_WORK TO BE COMPLETED_.
Below are records; work out how many of their lines hold the string "time" and give that number alone.
----- MATERIAL FOR THE TASK -----
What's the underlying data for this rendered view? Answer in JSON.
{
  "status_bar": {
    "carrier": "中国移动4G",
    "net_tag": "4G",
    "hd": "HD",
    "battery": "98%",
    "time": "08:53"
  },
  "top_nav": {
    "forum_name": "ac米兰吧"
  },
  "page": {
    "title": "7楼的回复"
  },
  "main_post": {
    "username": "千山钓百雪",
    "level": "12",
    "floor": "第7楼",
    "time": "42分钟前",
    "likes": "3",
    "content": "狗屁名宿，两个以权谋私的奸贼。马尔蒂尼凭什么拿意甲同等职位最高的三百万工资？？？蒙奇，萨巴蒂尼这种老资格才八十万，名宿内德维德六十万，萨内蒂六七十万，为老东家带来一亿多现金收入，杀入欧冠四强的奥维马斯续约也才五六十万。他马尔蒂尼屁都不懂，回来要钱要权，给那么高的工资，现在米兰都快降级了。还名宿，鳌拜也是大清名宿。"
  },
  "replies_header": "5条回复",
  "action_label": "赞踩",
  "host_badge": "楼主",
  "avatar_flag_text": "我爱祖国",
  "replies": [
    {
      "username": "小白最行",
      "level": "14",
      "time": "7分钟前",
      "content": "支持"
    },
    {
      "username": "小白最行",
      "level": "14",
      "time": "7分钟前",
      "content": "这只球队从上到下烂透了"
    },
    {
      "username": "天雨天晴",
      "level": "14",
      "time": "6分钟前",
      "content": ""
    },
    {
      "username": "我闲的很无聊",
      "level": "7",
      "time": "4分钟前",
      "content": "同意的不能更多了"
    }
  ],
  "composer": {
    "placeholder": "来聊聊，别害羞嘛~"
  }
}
-----
_SOLUTION_.
6